Convert every line of the entries below into a JSON list of strings, one string per line, leaving out blank lines.
════════════════════
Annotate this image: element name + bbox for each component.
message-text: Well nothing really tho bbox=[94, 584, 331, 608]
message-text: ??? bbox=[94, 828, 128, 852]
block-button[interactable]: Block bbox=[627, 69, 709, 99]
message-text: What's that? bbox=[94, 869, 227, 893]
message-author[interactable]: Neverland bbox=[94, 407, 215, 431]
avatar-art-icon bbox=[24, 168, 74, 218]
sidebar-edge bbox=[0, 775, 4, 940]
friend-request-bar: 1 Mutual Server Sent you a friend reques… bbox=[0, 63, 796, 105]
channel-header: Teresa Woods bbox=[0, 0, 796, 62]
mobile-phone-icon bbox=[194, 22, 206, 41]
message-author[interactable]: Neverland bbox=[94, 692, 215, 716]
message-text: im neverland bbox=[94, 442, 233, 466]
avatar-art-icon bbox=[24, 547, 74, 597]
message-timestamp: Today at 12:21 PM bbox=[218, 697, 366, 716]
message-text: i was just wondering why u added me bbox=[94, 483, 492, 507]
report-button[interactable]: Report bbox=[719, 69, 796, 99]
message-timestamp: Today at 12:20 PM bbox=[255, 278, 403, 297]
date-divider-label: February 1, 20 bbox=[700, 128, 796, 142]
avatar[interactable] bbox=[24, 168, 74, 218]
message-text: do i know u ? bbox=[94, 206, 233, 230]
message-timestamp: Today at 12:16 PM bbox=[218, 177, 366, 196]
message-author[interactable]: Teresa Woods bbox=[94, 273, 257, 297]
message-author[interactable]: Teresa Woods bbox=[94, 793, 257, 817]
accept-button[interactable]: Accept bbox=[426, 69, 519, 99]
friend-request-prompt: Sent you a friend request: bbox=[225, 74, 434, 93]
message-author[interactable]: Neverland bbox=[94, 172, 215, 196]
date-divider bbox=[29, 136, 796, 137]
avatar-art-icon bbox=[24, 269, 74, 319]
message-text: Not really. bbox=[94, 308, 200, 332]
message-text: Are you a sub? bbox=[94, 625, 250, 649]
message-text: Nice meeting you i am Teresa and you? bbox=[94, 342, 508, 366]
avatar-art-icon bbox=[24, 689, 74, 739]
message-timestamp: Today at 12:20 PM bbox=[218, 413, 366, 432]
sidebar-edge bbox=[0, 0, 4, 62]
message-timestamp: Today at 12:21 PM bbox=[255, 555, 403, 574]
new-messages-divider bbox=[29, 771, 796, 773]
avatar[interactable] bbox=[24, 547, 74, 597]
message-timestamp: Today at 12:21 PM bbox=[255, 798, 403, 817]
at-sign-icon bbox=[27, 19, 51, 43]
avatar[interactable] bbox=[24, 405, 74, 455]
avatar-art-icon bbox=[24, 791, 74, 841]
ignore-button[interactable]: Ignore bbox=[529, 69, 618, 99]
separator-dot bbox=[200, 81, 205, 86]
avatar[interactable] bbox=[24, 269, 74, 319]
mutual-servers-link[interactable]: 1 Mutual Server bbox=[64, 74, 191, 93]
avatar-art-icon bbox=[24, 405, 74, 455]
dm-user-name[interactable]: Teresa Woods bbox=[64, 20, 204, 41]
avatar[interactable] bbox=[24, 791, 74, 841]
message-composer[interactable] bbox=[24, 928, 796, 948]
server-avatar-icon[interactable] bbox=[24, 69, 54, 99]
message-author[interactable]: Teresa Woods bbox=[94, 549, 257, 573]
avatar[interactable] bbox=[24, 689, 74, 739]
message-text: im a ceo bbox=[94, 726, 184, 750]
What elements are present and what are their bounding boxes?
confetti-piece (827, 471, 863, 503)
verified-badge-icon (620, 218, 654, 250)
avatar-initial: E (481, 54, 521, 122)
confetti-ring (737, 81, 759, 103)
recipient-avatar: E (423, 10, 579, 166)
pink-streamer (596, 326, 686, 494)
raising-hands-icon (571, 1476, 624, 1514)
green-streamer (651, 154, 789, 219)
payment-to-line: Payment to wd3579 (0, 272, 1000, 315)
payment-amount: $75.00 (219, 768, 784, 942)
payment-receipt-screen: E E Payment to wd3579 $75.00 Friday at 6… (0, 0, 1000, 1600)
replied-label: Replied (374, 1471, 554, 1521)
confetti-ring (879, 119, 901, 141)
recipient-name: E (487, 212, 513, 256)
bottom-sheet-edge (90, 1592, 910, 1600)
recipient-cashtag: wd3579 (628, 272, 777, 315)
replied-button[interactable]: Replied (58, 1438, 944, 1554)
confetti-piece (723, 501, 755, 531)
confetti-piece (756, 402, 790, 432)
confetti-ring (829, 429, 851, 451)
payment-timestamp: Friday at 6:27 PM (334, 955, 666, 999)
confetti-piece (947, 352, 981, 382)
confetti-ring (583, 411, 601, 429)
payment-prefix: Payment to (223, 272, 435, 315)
════════════════════
== THE OUTPUT ==
[
  "Annotate this image: element name + bbox for each component.",
  "message-text: Well nothing really tho bbox=[94, 584, 331, 608]",
  "message-text: ??? bbox=[94, 828, 128, 852]",
  "block-button[interactable]: Block bbox=[627, 69, 709, 99]",
  "message-text: What's that? bbox=[94, 869, 227, 893]",
  "message-author[interactable]: Neverland bbox=[94, 407, 215, 431]",
  "avatar-art-icon bbox=[24, 168, 74, 218]",
  "sidebar-edge bbox=[0, 775, 4, 940]",
  "friend-request-bar: 1 Mutual Server Sent you a friend reques… bbox=[0, 63, 796, 105]",
  "channel-header: Teresa Woods bbox=[0, 0, 796, 62]",
  "mobile-phone-icon bbox=[194, 22, 206, 41]",
  "message-author[interactable]: Neverland bbox=[94, 692, 215, 716]",
  "message-text: im neverland bbox=[94, 442, 233, 466]",
  "avatar-art-icon bbox=[24, 547, 74, 597]",
  "message-timestamp: Today at 12:21 PM bbox=[218, 697, 366, 716]",
  "message-text: i was just wondering why u added me bbox=[94, 483, 492, 507]",
  "report-button[interactable]: Report bbox=[719, 69, 796, 99]",
  "message-timestamp: Today at 12:20 PM bbox=[255, 278, 403, 297]",
  "date-divider-label: February 1, 20 bbox=[700, 128, 796, 142]",
  "avatar[interactable] bbox=[24, 168, 74, 218]",
  "message-text: do i know u ? bbox=[94, 206, 233, 230]",
  "message-timestamp: Today at 12:16 PM bbox=[218, 177, 366, 196]",
  "message-author[interactable]: Teresa Woods bbox=[94, 273, 257, 297]",
  "message-author[interactable]: Teresa Woods bbox=[94, 793, 257, 817]",
  "accept-button[interactable]: Accept bbox=[426, 69, 519, 99]",
  "friend-request-prompt: Sent you a friend request: bbox=[225, 74, 434, 93]",
  "message-author[interactable]: Neverland bbox=[94, 172, 215, 196]",
  "date-divider bbox=[29, 136, 796, 137]",
  "avatar-art-icon bbox=[24, 269, 74, 319]",
  "message-text: Not really. bbox=[94, 308, 200, 332]",
  "message-text: Are you a sub? bbox=[94, 625, 250, 649]",
  "message-text: Nice meeting you i am Teresa and you? bbox=[94, 342, 508, 366]",
  "avatar-art-icon bbox=[24, 689, 74, 739]",
  "message-timestamp: Today at 12:20 PM bbox=[218, 413, 366, 432]",
  "sidebar-edge bbox=[0, 0, 4, 62]",
  "message-timestamp: Today at 12:21 PM bbox=[255, 555, 403, 574]",
  "new-messages-divider bbox=[29, 771, 796, 773]",
  "avatar[interactable] bbox=[24, 547, 74, 597]",
  "message-timestamp: Today at 12:21 PM bbox=[255, 798, 403, 817]",
  "at-sign-icon bbox=[27, 19, 51, 43]",
  "avatar[interactable] bbox=[24, 405, 74, 455]",
  "avatar-art-icon bbox=[24, 791, 74, 841]",
  "ignore-button[interactable]: Ignore bbox=[529, 69, 618, 99]",
  "separator-dot bbox=[200, 81, 205, 86]",
  "avatar[interactable] bbox=[24, 269, 74, 319]",
  "mutual-servers-link[interactable]: 1 Mutual Server bbox=[64, 74, 191, 93]",
  "avatar-art-icon bbox=[24, 405, 74, 455]",
  "dm-user-name[interactable]: Teresa Woods bbox=[64, 20, 204, 41]",
  "avatar[interactable] bbox=[24, 791, 74, 841]",
  "message-composer[interactable] bbox=[24, 928, 796, 948]",
  "server-avatar-icon[interactable] bbox=[24, 69, 54, 99]",
  "message-author[interactable]: Teresa Woods bbox=[94, 549, 257, 573]",
  "avatar[interactable] bbox=[24, 689, 74, 739]",
  "message-text: im a ceo bbox=[94, 726, 184, 750]",
  "What elements are present and what are their bounding boxes?",
  "confetti-piece (827, 471, 863, 503)",
  "verified-badge-icon (620, 218, 654, 250)",
  "avatar-initial: E (481, 54, 521, 122)",
  "confetti-ring (737, 81, 759, 103)",
  "recipient-avatar: E (423, 10, 579, 166)",
  "pink-streamer (596, 326, 686, 494)",
  "raising-hands-icon (571, 1476, 624, 1514)",
  "green-streamer (651, 154, 789, 219)",
  "payment-to-line: Payment to wd3579 (0, 272, 1000, 315)",
  "payment-amount: $75.00 (219, 768, 784, 942)",
  "payment-receipt-screen: E E Payment to wd3579 $75.00 Friday at 6… (0, 0, 1000, 1600)",
  "replied-label: Replied (374, 1471, 554, 1521)",
  "confetti-ring (879, 119, 901, 141)",
  "recipient-name: E (487, 212, 513, 256)",
  "bottom-sheet-edge (90, 1592, 910, 1600)",
  "recipient-cashtag: wd3579 (628, 272, 777, 315)",
  "replied-button[interactable]: Replied (58, 1438, 944, 1554)",
  "confetti-piece (723, 501, 755, 531)",
  "confetti-piece (756, 402, 790, 432)",
  "confetti-ring (829, 429, 851, 451)",
  "payment-timestamp: Friday at 6:27 PM (334, 955, 666, 999)",
  "confetti-piece (947, 352, 981, 382)",
  "confetti-ring (583, 411, 601, 429)",
  "payment-prefix: Payment to (223, 272, 435, 315)"
]